The request:
From the listing below, pull out the lines that hold "Berlin".

Records for processing:
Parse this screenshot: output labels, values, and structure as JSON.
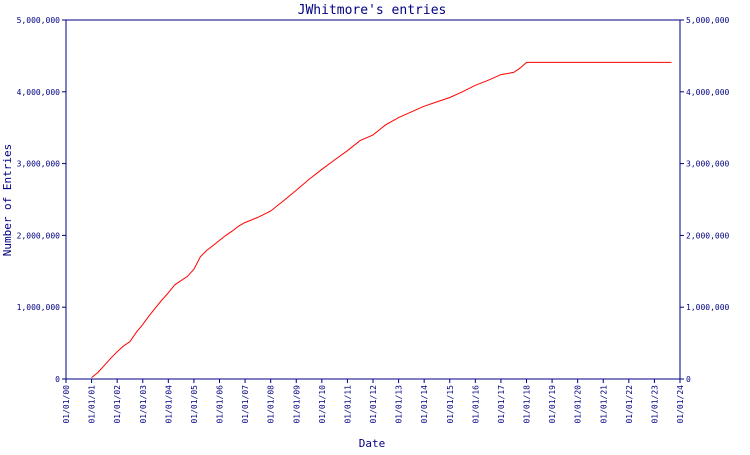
{
  "chart_data": {
    "type": "line",
    "title": "JWhitmore's entries",
    "xlabel": "Date",
    "ylabel": "Number of Entries",
    "x_ticks": [
      "01/01/00",
      "01/01/01",
      "01/01/02",
      "01/01/03",
      "01/01/04",
      "01/01/05",
      "01/01/06",
      "01/01/07",
      "01/01/08",
      "01/01/09",
      "01/01/10",
      "01/01/11",
      "01/01/12",
      "01/01/13",
      "01/01/14",
      "01/01/15",
      "01/01/16",
      "01/01/17",
      "01/01/18",
      "01/01/19",
      "01/01/20",
      "01/01/21",
      "01/01/22",
      "01/01/23",
      "01/01/24"
    ],
    "y_ticks": [
      "0",
      "1,000,000",
      "2,000,000",
      "3,000,000",
      "4,000,000",
      "5,000,000"
    ],
    "y_tick_values": [
      0,
      1000000,
      2000000,
      3000000,
      4000000,
      5000000
    ],
    "ylim": [
      0,
      5000000
    ],
    "xlim": [
      "2000-01-01",
      "2024-01-01"
    ],
    "grid": false,
    "series_color": "#ff0000",
    "axis_color": "#000080",
    "series": [
      {
        "x": [
          "2001-01-01",
          "2001-04-01",
          "2001-07-01",
          "2001-10-01",
          "2002-01-01",
          "2002-04-01",
          "2002-07-01",
          "2002-10-01",
          "2003-01-01",
          "2003-04-01",
          "2003-07-01",
          "2003-10-01",
          "2004-01-01",
          "2004-04-01",
          "2004-07-01",
          "2004-10-01",
          "2005-01-01",
          "2005-04-01",
          "2005-07-01",
          "2005-10-01",
          "2006-01-01",
          "2006-04-01",
          "2006-07-01",
          "2006-10-01",
          "2007-01-01",
          "2007-07-01",
          "2008-01-01",
          "2008-07-01",
          "2009-01-01",
          "2009-07-01",
          "2010-01-01",
          "2010-07-01",
          "2011-01-01",
          "2011-07-01",
          "2012-01-01",
          "2012-07-01",
          "2013-01-01",
          "2013-07-01",
          "2014-01-01",
          "2014-07-01",
          "2015-01-01",
          "2015-07-01",
          "2016-01-01",
          "2016-07-01",
          "2017-01-01",
          "2017-07-01",
          "2017-10-01",
          "2018-01-01",
          "2019-01-01",
          "2020-01-01",
          "2021-01-01",
          "2022-01-01",
          "2023-01-01",
          "2023-09-01"
        ],
        "y": [
          20000,
          90000,
          190000,
          290000,
          380000,
          460000,
          520000,
          650000,
          760000,
          880000,
          990000,
          1100000,
          1200000,
          1310000,
          1370000,
          1430000,
          1530000,
          1700000,
          1790000,
          1860000,
          1930000,
          2000000,
          2060000,
          2130000,
          2180000,
          2250000,
          2340000,
          2480000,
          2630000,
          2780000,
          2920000,
          3050000,
          3180000,
          3320000,
          3400000,
          3540000,
          3640000,
          3720000,
          3800000,
          3860000,
          3920000,
          4000000,
          4090000,
          4160000,
          4240000,
          4270000,
          4330000,
          4410000,
          4410000,
          4410000,
          4410000,
          4410000,
          4410000,
          4410000
        ]
      }
    ]
  }
}
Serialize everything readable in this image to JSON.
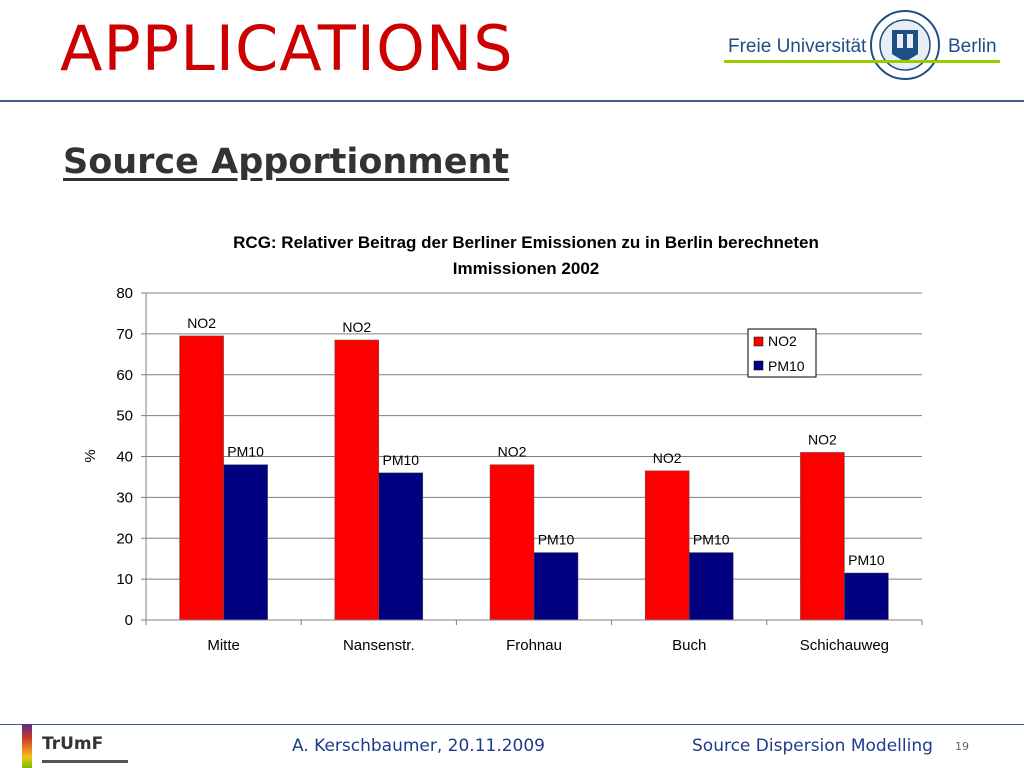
{
  "slide": {
    "title": "APPLICATIONS",
    "subtitle": "Source Apportionment"
  },
  "logo": {
    "left_text": "Freie Universität",
    "right_text": "Berlin",
    "accent_color": "#99cc00",
    "text_color": "#1f4f82",
    "icon": "university-seal-icon"
  },
  "footer": {
    "org": "TrUmF",
    "author_date": "A. Kerschbaumer, 20.11.2009",
    "topic": "Source Dispersion Modelling",
    "page": "19",
    "text_color": "#1f3a8a"
  },
  "chart_data": {
    "type": "bar",
    "title_lines": [
      "RCG: Relativer Beitrag der Berliner Emissionen zu in Berlin berechneten",
      "Immissionen 2002"
    ],
    "ylabel": "%",
    "xlabel": "",
    "ylim": [
      0,
      80
    ],
    "yticks": [
      "0",
      "10",
      "20",
      "30",
      "40",
      "50",
      "60",
      "70",
      "80"
    ],
    "grid": true,
    "legend_position": "top-right",
    "categories": [
      "Mitte",
      "Nansenstr.",
      "Frohnau",
      "Buch",
      "Schichauweg"
    ],
    "series": [
      {
        "name": "NO2",
        "color": "#ff0000",
        "values": [
          69.5,
          68.5,
          38,
          36.5,
          41
        ]
      },
      {
        "name": "PM10",
        "color": "#000080",
        "values": [
          38,
          36,
          16.5,
          16.5,
          11.5
        ]
      }
    ],
    "data_labels": [
      [
        "NO2",
        "NO2",
        "NO2",
        "NO2",
        "NO2"
      ],
      [
        "PM10",
        "PM10",
        "PM10",
        "PM10",
        "PM10"
      ]
    ]
  }
}
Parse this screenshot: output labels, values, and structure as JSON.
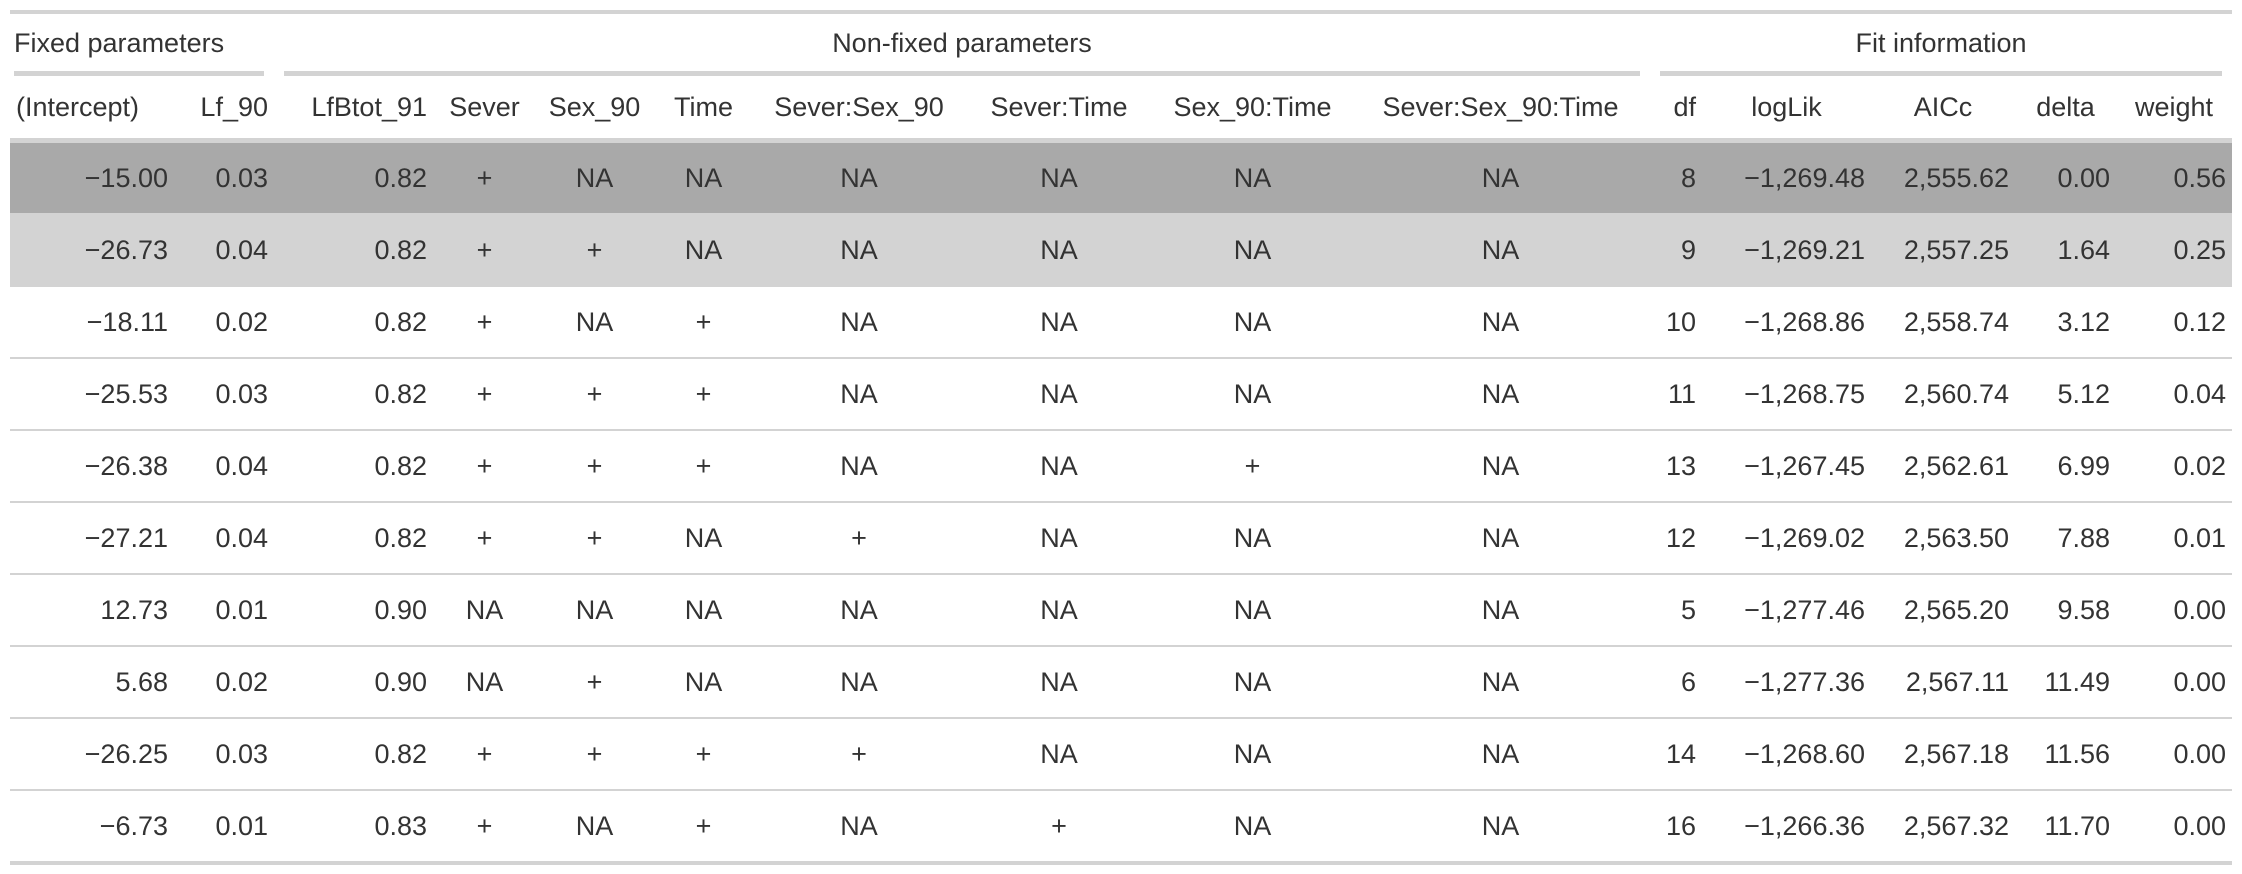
{
  "colors": {
    "row_best": "#a9a9a9",
    "row_second": "#d3d3d3",
    "rule": "#d3d3d3",
    "text": "#333333"
  },
  "spanners": [
    {
      "label": "Fixed parameters",
      "span": 2,
      "align": "left"
    },
    {
      "label": "Non-fixed parameters",
      "span": 8,
      "align": "center"
    },
    {
      "label": "Fit information",
      "span": 5,
      "align": "center"
    }
  ],
  "columns": [
    "(Intercept)",
    "Lf_90",
    "LfBtot_91",
    "Sever",
    "Sex_90",
    "Time",
    "Sever:Sex_90",
    "Sever:Time",
    "Sex_90:Time",
    "Sever:Sex_90:Time",
    "df",
    "logLik",
    "AICc",
    "delta",
    "weight"
  ],
  "rows": [
    [
      "−15.00",
      "0.03",
      "0.82",
      "+",
      "NA",
      "NA",
      "NA",
      "NA",
      "NA",
      "NA",
      "8",
      "−1,269.48",
      "2,555.62",
      "0.00",
      "0.56"
    ],
    [
      "−26.73",
      "0.04",
      "0.82",
      "+",
      "+",
      "NA",
      "NA",
      "NA",
      "NA",
      "NA",
      "9",
      "−1,269.21",
      "2,557.25",
      "1.64",
      "0.25"
    ],
    [
      "−18.11",
      "0.02",
      "0.82",
      "+",
      "NA",
      "+",
      "NA",
      "NA",
      "NA",
      "NA",
      "10",
      "−1,268.86",
      "2,558.74",
      "3.12",
      "0.12"
    ],
    [
      "−25.53",
      "0.03",
      "0.82",
      "+",
      "+",
      "+",
      "NA",
      "NA",
      "NA",
      "NA",
      "11",
      "−1,268.75",
      "2,560.74",
      "5.12",
      "0.04"
    ],
    [
      "−26.38",
      "0.04",
      "0.82",
      "+",
      "+",
      "+",
      "NA",
      "NA",
      "+",
      "NA",
      "13",
      "−1,267.45",
      "2,562.61",
      "6.99",
      "0.02"
    ],
    [
      "−27.21",
      "0.04",
      "0.82",
      "+",
      "+",
      "NA",
      "+",
      "NA",
      "NA",
      "NA",
      "12",
      "−1,269.02",
      "2,563.50",
      "7.88",
      "0.01"
    ],
    [
      "12.73",
      "0.01",
      "0.90",
      "NA",
      "NA",
      "NA",
      "NA",
      "NA",
      "NA",
      "NA",
      "5",
      "−1,277.46",
      "2,565.20",
      "9.58",
      "0.00"
    ],
    [
      "5.68",
      "0.02",
      "0.90",
      "NA",
      "+",
      "NA",
      "NA",
      "NA",
      "NA",
      "NA",
      "6",
      "−1,277.36",
      "2,567.11",
      "11.49",
      "0.00"
    ],
    [
      "−26.25",
      "0.03",
      "0.82",
      "+",
      "+",
      "+",
      "+",
      "NA",
      "NA",
      "NA",
      "14",
      "−1,268.60",
      "2,567.18",
      "11.56",
      "0.00"
    ],
    [
      "−6.73",
      "0.01",
      "0.83",
      "+",
      "NA",
      "+",
      "NA",
      "+",
      "NA",
      "NA",
      "16",
      "−1,266.36",
      "2,567.32",
      "11.70",
      "0.00"
    ]
  ]
}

Correct answer:
    "right_text": "Berlin",
      "RCG: Relativer Beitrag der Berliner Emissionen zu in Berlin berechneten",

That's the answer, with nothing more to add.